***** TASK INPUTS *****
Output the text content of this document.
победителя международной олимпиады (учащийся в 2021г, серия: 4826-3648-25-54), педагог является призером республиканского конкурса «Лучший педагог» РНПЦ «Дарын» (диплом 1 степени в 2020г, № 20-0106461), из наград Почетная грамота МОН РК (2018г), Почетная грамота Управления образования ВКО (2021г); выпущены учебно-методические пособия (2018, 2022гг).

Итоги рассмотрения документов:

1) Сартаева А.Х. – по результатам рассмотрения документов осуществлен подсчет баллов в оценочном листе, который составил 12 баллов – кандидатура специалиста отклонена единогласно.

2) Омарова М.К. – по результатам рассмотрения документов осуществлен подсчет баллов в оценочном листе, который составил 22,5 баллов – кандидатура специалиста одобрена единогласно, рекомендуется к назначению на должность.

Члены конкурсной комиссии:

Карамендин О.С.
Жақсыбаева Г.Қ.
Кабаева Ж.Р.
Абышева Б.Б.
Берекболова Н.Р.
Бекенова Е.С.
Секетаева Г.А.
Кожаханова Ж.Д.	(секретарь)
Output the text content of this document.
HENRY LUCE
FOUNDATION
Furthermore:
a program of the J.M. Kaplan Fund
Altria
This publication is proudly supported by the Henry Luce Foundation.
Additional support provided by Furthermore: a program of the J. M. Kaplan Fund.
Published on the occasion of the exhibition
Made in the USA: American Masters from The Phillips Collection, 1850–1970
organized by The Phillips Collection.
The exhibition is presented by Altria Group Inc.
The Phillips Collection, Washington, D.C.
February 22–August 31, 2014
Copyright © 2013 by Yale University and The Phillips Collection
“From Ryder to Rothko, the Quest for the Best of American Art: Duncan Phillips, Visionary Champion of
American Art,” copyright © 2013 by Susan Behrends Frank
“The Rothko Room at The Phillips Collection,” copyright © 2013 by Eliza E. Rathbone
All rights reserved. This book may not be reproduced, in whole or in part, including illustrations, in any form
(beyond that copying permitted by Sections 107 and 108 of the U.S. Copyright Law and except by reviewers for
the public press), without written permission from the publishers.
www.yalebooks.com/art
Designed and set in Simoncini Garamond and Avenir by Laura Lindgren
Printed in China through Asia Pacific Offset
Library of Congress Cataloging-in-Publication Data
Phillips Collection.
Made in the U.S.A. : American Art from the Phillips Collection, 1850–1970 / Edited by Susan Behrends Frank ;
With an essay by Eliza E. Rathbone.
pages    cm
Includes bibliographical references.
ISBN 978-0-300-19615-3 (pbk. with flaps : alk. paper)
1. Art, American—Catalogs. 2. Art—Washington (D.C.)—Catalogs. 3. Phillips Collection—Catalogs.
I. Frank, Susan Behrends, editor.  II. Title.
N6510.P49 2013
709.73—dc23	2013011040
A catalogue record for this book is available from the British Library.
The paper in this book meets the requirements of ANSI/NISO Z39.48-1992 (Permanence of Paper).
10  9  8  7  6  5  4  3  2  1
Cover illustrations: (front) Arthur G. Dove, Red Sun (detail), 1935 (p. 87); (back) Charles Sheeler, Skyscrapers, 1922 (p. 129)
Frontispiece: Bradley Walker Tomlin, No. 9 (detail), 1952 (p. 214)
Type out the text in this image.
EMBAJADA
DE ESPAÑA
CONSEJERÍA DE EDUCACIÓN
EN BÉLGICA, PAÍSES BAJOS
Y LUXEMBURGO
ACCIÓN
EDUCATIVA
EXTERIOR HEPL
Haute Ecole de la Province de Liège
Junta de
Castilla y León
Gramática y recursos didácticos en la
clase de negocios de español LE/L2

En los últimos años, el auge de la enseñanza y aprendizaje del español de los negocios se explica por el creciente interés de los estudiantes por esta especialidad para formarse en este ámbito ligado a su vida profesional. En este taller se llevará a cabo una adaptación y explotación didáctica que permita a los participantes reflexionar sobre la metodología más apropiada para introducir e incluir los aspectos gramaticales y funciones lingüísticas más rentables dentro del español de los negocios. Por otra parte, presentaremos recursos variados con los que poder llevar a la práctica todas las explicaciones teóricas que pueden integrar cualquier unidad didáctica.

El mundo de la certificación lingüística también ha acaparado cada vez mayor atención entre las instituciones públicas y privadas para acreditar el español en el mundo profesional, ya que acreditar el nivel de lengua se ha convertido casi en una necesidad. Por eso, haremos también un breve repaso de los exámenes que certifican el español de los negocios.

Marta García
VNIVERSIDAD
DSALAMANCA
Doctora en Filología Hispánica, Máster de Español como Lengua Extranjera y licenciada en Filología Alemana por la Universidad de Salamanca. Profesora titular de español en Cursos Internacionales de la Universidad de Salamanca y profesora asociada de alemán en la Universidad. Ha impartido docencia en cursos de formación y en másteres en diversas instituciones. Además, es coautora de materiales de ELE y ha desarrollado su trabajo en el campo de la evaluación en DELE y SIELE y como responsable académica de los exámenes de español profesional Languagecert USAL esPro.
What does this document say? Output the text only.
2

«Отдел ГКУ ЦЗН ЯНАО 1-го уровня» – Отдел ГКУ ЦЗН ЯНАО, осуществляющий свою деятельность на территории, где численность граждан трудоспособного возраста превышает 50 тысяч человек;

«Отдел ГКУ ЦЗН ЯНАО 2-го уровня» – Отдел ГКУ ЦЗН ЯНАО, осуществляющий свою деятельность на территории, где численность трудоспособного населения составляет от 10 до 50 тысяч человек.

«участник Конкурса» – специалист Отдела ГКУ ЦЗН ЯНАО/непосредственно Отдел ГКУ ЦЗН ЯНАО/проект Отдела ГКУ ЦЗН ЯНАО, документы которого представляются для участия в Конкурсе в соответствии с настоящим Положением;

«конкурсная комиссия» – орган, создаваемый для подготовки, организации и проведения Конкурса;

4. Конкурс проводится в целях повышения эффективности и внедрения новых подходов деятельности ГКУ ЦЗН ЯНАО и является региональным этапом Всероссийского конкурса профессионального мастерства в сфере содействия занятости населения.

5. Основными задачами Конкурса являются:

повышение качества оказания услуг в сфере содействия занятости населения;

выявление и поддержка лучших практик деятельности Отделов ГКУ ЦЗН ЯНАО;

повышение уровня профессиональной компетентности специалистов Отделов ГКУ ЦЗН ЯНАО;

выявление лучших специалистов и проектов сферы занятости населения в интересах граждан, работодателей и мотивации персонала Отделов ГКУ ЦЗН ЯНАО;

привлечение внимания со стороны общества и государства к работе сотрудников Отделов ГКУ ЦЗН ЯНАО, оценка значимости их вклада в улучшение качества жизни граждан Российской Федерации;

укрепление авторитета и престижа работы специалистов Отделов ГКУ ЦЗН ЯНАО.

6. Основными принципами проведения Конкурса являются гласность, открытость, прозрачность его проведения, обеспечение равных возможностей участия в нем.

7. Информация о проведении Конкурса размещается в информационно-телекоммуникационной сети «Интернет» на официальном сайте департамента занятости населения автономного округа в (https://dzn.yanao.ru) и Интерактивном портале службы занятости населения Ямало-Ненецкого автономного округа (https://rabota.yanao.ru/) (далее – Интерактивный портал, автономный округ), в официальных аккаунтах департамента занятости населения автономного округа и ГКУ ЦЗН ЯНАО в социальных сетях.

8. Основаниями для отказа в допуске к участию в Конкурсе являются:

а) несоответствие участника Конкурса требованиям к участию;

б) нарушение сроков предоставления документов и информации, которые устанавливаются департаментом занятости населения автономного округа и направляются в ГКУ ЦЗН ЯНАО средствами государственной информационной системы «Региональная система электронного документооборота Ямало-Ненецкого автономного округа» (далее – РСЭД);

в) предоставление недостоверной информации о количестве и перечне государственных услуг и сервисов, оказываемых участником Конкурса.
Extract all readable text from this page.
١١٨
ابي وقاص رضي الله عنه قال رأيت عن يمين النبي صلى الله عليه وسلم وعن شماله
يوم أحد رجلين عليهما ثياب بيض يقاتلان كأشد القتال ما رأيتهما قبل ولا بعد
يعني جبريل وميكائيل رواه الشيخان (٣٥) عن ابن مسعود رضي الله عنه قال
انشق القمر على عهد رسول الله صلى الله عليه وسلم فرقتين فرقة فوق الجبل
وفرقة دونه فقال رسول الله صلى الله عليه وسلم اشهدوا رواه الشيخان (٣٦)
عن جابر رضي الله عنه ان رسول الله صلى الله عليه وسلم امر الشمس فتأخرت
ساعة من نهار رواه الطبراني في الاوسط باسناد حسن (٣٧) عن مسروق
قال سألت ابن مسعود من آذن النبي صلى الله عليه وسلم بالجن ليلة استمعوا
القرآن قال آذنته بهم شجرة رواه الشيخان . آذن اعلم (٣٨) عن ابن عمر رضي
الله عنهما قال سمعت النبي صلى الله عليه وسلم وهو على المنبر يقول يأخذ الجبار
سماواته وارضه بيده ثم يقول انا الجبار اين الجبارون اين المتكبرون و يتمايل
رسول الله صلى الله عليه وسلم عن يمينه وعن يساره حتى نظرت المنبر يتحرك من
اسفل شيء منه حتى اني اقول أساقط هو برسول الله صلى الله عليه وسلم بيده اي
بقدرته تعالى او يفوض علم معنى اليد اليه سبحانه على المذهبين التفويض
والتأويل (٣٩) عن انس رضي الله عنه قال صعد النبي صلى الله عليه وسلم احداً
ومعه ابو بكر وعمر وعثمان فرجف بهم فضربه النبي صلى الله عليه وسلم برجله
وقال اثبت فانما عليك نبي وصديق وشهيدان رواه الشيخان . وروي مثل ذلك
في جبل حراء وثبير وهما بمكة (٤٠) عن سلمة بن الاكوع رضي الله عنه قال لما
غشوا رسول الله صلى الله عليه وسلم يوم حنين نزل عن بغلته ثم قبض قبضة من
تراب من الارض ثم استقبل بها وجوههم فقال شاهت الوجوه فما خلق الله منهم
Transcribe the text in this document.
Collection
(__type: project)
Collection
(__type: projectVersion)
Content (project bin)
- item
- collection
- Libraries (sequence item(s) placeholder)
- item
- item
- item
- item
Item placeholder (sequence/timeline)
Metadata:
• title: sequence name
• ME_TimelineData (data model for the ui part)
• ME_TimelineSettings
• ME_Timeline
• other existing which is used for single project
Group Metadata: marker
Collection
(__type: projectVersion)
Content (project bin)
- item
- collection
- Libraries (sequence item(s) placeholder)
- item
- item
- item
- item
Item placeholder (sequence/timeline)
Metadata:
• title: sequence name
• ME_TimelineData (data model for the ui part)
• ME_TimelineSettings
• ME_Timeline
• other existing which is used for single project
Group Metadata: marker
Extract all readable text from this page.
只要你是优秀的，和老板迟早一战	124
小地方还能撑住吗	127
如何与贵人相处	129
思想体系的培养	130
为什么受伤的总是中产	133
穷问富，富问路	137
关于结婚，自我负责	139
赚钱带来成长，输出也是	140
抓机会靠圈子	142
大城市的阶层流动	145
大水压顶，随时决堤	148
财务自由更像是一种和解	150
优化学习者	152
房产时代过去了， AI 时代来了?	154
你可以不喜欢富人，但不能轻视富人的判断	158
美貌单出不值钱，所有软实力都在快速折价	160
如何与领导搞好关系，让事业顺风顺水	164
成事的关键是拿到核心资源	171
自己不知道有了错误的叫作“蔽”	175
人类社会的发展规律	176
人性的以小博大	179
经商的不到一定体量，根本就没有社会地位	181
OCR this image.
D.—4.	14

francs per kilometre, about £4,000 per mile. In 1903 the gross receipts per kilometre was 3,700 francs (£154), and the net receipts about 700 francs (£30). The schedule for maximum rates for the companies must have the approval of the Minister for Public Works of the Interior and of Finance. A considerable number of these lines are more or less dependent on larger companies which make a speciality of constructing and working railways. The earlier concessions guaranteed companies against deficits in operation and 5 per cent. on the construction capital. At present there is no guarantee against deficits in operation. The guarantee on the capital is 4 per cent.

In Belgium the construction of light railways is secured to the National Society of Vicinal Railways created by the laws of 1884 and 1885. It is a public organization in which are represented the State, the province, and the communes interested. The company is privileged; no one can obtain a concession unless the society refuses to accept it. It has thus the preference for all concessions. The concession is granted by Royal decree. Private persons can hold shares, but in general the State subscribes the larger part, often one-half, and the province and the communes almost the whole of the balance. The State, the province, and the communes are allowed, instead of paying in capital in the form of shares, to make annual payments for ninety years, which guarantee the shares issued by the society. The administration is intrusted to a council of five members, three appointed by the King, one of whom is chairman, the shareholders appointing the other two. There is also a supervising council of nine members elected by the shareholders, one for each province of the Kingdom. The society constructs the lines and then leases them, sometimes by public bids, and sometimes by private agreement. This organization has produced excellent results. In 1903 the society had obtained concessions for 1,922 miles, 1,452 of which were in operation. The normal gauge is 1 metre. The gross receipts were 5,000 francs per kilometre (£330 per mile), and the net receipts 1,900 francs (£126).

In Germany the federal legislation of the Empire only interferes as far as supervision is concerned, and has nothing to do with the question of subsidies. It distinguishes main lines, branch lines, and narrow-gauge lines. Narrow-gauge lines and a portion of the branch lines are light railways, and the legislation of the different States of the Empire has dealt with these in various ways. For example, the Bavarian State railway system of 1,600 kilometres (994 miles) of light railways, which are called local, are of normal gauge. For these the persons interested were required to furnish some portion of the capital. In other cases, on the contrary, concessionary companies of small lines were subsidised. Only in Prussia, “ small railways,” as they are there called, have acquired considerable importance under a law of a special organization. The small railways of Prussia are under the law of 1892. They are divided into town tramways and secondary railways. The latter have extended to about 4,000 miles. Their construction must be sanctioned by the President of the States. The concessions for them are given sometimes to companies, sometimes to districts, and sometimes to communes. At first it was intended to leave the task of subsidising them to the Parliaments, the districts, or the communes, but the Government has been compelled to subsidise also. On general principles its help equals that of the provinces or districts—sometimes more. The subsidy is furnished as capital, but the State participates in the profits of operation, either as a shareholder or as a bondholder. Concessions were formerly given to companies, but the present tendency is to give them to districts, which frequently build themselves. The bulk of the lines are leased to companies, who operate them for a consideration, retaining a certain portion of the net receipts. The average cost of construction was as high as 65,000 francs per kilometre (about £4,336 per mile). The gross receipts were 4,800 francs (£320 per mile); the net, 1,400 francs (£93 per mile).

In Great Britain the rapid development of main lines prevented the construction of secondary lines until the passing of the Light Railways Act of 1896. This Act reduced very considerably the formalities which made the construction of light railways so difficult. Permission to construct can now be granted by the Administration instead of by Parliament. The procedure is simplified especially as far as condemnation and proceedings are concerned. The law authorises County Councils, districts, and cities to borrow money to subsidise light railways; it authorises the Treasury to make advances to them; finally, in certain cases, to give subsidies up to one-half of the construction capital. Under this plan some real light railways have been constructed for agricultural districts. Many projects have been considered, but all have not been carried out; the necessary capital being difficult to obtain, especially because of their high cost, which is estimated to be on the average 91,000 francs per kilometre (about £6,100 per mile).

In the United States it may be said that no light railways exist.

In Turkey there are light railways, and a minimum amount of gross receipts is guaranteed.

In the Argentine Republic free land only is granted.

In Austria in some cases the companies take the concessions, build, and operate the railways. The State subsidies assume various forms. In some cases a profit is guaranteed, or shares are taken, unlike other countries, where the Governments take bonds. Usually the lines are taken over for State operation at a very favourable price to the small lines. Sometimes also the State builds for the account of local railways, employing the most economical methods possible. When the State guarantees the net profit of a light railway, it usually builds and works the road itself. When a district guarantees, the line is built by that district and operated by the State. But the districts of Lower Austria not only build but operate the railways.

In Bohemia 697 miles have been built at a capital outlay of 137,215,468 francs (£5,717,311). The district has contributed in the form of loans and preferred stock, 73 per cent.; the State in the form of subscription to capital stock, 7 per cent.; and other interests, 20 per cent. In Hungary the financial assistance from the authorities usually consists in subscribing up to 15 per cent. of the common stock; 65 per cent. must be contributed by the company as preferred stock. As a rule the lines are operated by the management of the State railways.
*****
▶ STATED GOAL: Lines that hold "Rathbone" are the ones to copy; find all of them.

▶ SOLUTION TO THIS PROBLEM:
“The Rothko Room at The Phillips Collection,” copyright © 2013 by Eliza E. Rathbone
With an essay by Eliza E. Rathbone.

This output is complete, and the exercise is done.